JOB
Repeat the data verbatim.

***** PROVIDED INFORMATION *****

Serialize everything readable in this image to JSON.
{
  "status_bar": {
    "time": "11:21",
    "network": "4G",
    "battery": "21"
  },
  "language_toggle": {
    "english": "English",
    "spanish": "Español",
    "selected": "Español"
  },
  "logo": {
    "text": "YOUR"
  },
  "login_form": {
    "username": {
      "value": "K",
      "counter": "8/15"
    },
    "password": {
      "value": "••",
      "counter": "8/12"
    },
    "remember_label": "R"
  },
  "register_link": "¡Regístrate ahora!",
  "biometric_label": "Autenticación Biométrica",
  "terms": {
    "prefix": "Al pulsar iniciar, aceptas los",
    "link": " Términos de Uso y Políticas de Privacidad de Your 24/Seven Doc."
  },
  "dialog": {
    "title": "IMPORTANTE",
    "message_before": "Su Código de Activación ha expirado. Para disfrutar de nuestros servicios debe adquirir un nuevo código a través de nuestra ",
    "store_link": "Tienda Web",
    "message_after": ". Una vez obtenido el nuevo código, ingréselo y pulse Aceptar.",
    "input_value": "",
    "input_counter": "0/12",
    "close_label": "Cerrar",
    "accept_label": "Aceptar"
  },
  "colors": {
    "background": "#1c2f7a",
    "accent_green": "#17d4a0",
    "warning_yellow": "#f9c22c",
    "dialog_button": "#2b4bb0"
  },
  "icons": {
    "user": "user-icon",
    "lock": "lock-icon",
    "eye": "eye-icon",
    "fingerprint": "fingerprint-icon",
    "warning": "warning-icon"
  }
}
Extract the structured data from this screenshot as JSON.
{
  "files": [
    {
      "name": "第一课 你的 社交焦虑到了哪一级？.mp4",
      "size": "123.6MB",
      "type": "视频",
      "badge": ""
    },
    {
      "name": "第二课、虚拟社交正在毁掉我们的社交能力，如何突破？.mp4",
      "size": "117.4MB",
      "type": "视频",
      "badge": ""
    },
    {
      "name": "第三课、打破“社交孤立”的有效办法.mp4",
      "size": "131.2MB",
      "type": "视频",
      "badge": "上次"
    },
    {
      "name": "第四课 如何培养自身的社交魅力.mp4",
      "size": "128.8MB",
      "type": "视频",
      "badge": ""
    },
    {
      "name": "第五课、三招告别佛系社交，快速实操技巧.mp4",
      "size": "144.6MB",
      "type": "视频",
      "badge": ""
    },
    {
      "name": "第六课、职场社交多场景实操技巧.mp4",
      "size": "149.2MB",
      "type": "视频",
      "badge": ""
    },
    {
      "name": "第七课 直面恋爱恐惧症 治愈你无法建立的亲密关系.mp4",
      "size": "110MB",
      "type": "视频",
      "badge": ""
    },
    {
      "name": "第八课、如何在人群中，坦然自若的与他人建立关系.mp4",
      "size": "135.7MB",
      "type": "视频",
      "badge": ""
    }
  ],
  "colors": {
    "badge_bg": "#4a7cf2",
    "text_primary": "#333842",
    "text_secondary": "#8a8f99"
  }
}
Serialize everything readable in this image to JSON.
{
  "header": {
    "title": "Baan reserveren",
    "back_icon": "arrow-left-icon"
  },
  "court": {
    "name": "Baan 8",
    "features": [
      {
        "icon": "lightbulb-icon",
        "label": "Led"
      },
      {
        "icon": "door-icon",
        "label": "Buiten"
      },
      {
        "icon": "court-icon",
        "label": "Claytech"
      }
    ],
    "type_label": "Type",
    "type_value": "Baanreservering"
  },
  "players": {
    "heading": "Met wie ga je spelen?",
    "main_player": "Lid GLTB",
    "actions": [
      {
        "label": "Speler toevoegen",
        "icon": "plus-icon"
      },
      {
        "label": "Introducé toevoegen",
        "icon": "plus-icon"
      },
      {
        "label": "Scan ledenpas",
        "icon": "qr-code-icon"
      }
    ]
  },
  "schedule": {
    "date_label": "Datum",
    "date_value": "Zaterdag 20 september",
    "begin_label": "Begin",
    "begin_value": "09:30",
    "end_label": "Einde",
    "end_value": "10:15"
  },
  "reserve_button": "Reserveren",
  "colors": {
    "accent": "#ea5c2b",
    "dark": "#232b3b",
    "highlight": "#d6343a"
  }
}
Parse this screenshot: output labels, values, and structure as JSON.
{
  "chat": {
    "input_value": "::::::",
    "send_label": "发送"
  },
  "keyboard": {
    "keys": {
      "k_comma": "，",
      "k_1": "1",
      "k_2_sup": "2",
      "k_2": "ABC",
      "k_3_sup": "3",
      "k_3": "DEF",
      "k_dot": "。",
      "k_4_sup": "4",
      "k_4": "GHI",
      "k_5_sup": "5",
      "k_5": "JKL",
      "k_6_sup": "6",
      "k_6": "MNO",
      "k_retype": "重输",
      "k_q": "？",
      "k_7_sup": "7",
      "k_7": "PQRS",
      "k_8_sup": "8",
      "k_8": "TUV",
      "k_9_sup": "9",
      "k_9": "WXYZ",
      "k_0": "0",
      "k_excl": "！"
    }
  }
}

*****

ANSWER FOR THE TASK
Serialize everything readable in this image to JSON.
{
  "status_bar": {
    "time": "11:21",
    "network": "4G",
    "battery": "21"
  },
  "language_toggle": {
    "english": "English",
    "spanish": "Español",
    "selected": "Español"
  },
  "logo": {
    "text": "YOUR"
  },
  "login_form": {
    "username": {
      "value": "K",
      "counter": "8/15"
    },
    "password": {
      "value": "••",
      "counter": "8/12"
    },
    "remember_label": "R"
  },
  "register_link": "¡Regístrate ahora!",
  "biometric_label": "Autenticación Biométrica",
  "terms": {
    "prefix": "Al pulsar iniciar, aceptas los",
    "link": " Términos de Uso y Políticas de Privacidad de Your 24/Seven Doc."
  },
  "dialog": {
    "title": "IMPORTANTE",
    "message_before": "Su Código de Activación ha expirado. Para disfrutar de nuestros servicios debe adquirir un nuevo código a través de nuestra ",
    "store_link": "Tienda Web",
    "message_after": ". Una vez obtenido el nuevo código, ingréselo y pulse Aceptar.",
    "input_value": "",
    "input_counter": "0/12",
    "close_label": "Cerrar",
    "accept_label": "Aceptar"
  },
  "colors": {
    "background": "#1c2f7a",
    "accent_green": "#17d4a0",
    "warning_yellow": "#f9c22c",
    "dialog_button": "#2b4bb0"
  },
  "icons": {
    "user": "user-icon",
    "lock": "lock-icon",
    "eye": "eye-icon",
    "fingerprint": "fingerprint-icon",
    "warning": "warning-icon"
  }
}
Extract the structured data from this screenshot as JSON.
{
  "files": [
    {
      "name": "第一课 你的 社交焦虑到了哪一级？.mp4",
      "size": "123.6MB",
      "type": "视频",
      "badge": ""
    },
    {
      "name": "第二课、虚拟社交正在毁掉我们的社交能力，如何突破？.mp4",
      "size": "117.4MB",
      "type": "视频",
      "badge": ""
    },
    {
      "name": "第三课、打破“社交孤立”的有效办法.mp4",
      "size": "131.2MB",
      "type": "视频",
      "badge": "上次"
    },
    {
      "name": "第四课 如何培养自身的社交魅力.mp4",
      "size": "128.8MB",
      "type": "视频",
      "badge": ""
    },
    {
      "name": "第五课、三招告别佛系社交，快速实操技巧.mp4",
      "size": "144.6MB",
      "type": "视频",
      "badge": ""
    },
    {
      "name": "第六课、职场社交多场景实操技巧.mp4",
      "size": "149.2MB",
      "type": "视频",
      "badge": ""
    },
    {
      "name": "第七课 直面恋爱恐惧症 治愈你无法建立的亲密关系.mp4",
      "size": "110MB",
      "type": "视频",
      "badge": ""
    },
    {
      "name": "第八课、如何在人群中，坦然自若的与他人建立关系.mp4",
      "size": "135.7MB",
      "type": "视频",
      "badge": ""
    }
  ],
  "colors": {
    "badge_bg": "#4a7cf2",
    "text_primary": "#333842",
    "text_secondary": "#8a8f99"
  }
}
Serialize everything readable in this image to JSON.
{
  "header": {
    "title": "Baan reserveren",
    "back_icon": "arrow-left-icon"
  },
  "court": {
    "name": "Baan 8",
    "features": [
      {
        "icon": "lightbulb-icon",
        "label": "Led"
      },
      {
        "icon": "door-icon",
        "label": "Buiten"
      },
      {
        "icon": "court-icon",
        "label": "Claytech"
      }
    ],
    "type_label": "Type",
    "type_value": "Baanreservering"
  },
  "players": {
    "heading": "Met wie ga je spelen?",
    "main_player": "Lid GLTB",
    "actions": [
      {
        "label": "Speler toevoegen",
        "icon": "plus-icon"
      },
      {
        "label": "Introducé toevoegen",
        "icon": "plus-icon"
      },
      {
        "label": "Scan ledenpas",
        "icon": "qr-code-icon"
      }
    ]
  },
  "schedule": {
    "date_label": "Datum",
    "date_value": "Zaterdag 20 september",
    "begin_label": "Begin",
    "begin_value": "09:30",
    "end_label": "Einde",
    "end_value": "10:15"
  },
  "reserve_button": "Reserveren",
  "colors": {
    "accent": "#ea5c2b",
    "dark": "#232b3b",
    "highlight": "#d6343a"
  }
}
Parse this screenshot: output labels, values, and structure as JSON.
{
  "chat": {
    "input_value": "::::::",
    "send_label": "发送"
  },
  "keyboard": {
    "keys": {
      "k_comma": "，",
      "k_1": "1",
      "k_2_sup": "2",
      "k_2": "ABC",
      "k_3_sup": "3",
      "k_3": "DEF",
      "k_dot": "。",
      "k_4_sup": "4",
      "k_4": "GHI",
      "k_5_sup": "5",
      "k_5": "JKL",
      "k_6_sup": "6",
      "k_6": "MNO",
      "k_retype": "重输",
      "k_q": "？",
      "k_7_sup": "7",
      "k_7": "PQRS",
      "k_8_sup": "8",
      "k_8": "TUV",
      "k_9_sup": "9",
      "k_9": "WXYZ",
      "k_0": "0",
      "k_excl": "！"
    }
  }
}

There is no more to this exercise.